_Supplied data_:
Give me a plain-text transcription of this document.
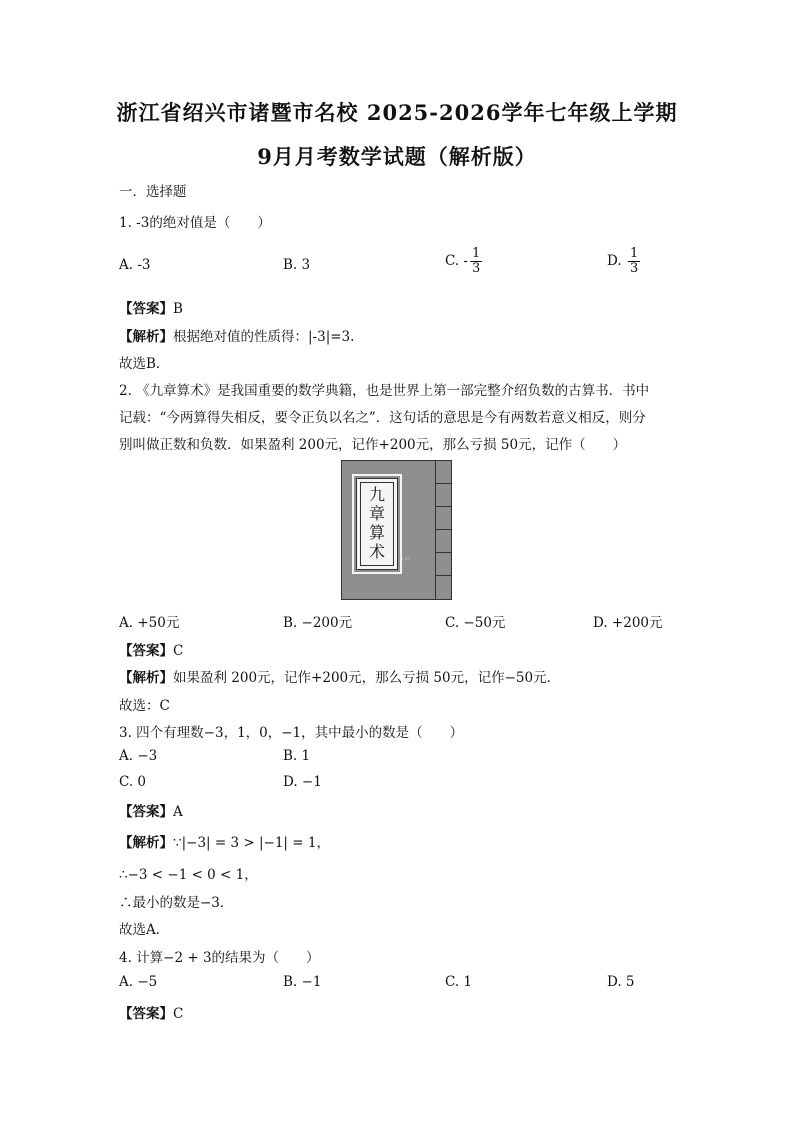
浙江省绍兴市诸暨市名校 2025-2026学年七年级上学期
9月月考数学试题（解析版）
一．选择题
1. -3的绝对值是（　　）
A. -3	B. 3	C. - $\frac{1}{3}$	D. $\frac{1}{3}$
【答案】B
【解析】根据绝对值的性质得：|-3|=3.
故选B．
2. 《九章算术》是我国重要的数学典籍，也是世界上第一部完整介绍负数的古算书．书中
记载：“今两算得失相反，要令正负以名之”．这句话的意思是今有两数若意义相反，则分
别叫做正数和负数．如果盈利 200元，记作+200元，那么亏损 50元，记作（　　）
九
章
算
术	▯ ▭
A. +50元	B. −200元	C. −50元	D. +200元
【答案】C
【解析】如果盈利 200元，记作+200元，那么亏损 50元，记作−50元．
故选：C
3. 四个有理数−3，1，0，−1，其中最小的数是（　　）
A. −3	B. 1
C. 0	D. −1
【答案】A
【解析】∵|−3| = 3 > |−1| = 1，
∴−3 < −1 < 0 < 1，
∴最小的数是−3．
故选A．
4. 计算−2 + 3的结果为（　　）
A. −5	B. −1	C. 1	D. 5
【答案】C
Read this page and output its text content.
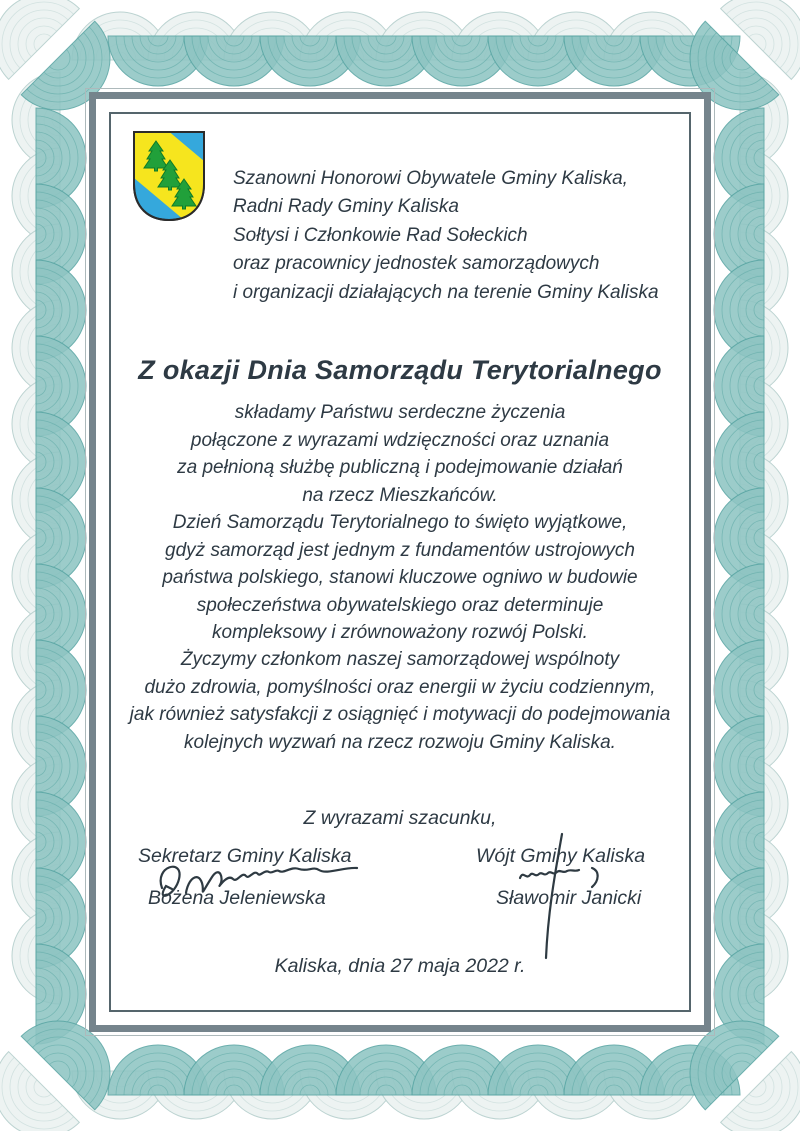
Szanowni Honorowi Obywatele Gminy Kaliska,
Radni Rady Gminy Kaliska
Sołtysi i Członkowie Rad Sołeckich
oraz pracownicy jednostek samorządowych
i organizacji działających na terenie Gminy Kaliska
Z okazji Dnia Samorządu Terytorialnego
składamy Państwu serdeczne życzenia
połączone z wyrazami wdzięczności oraz uznania
za pełnioną służbę publiczną i podejmowanie działań
na rzecz Mieszkańców.
Dzień Samorządu Terytorialnego to święto wyjątkowe,
gdyż samorząd jest jednym z fundamentów ustrojowych
państwa polskiego, stanowi kluczowe ogniwo w budowie
społeczeństwa obywatelskiego oraz determinuje
kompleksowy i zrównoważony rozwój Polski.
Życzymy członkom naszej samorządowej wspólnoty
dużo zdrowia, pomyślności oraz energii w życiu codziennym,
jak również satysfakcji z osiągnięć i motywacji do podejmowania
kolejnych wyzwań na rzecz rozwoju Gminy Kaliska.
Z wyrazami szacunku,
Sekretarz Gminy Kaliska	Wójt Gminy Kaliska
Bożena Jeleniewska	Sławomir Janicki
Kaliska, dnia 27 maja 2022 r.
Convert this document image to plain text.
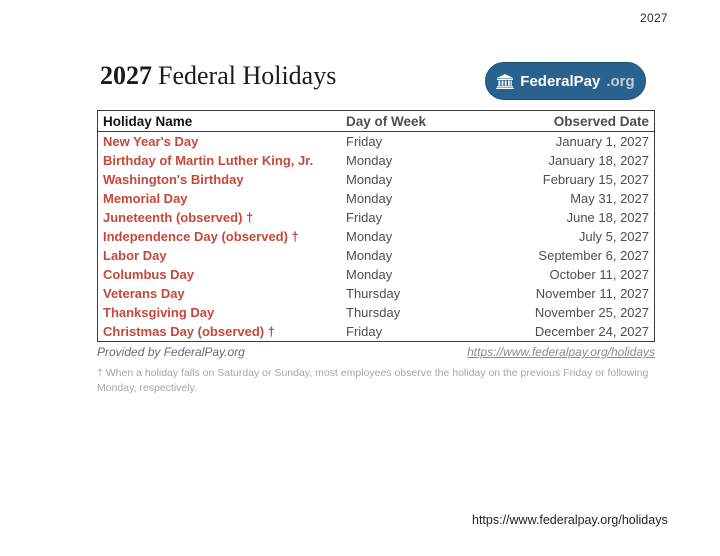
2027
2027 Federal Holidays	FederalPay .org
Holiday Name	Day of Week	Observed Date
New Year's Day	Friday	January 1, 2027
Birthday of Martin Luther King, Jr.	Monday	January 18, 2027
Washington's Birthday	Monday	February 15, 2027
Memorial Day	Monday	May 31, 2027
Juneteenth (observed) †	Friday	June 18, 2027
Independence Day (observed) †	Monday	July 5, 2027
Labor Day	Monday	September 6, 2027
Columbus Day	Monday	October 11, 2027
Veterans Day	Thursday	November 11, 2027
Thanksgiving Day	Thursday	November 25, 2027
Christmas Day (observed) †	Friday	December 24, 2027
Provided by FederalPay.org	https://www.federalpay.org/holidays
† When a holiday falls on Saturday or Sunday, most employees observe the holiday on the previous Friday or following Monday, respectively.
https://www.federalpay.org/holidays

_What is required_:
Pick every line with "如果盈利" in it and copy it.

_Exercise output_:
别叫做正数和负数．如果盈利 200元，记作+200元，那么亏损 50元，记作（　　）
【解析】如果盈利 200元，记作+200元，那么亏损 50元，记作−50元．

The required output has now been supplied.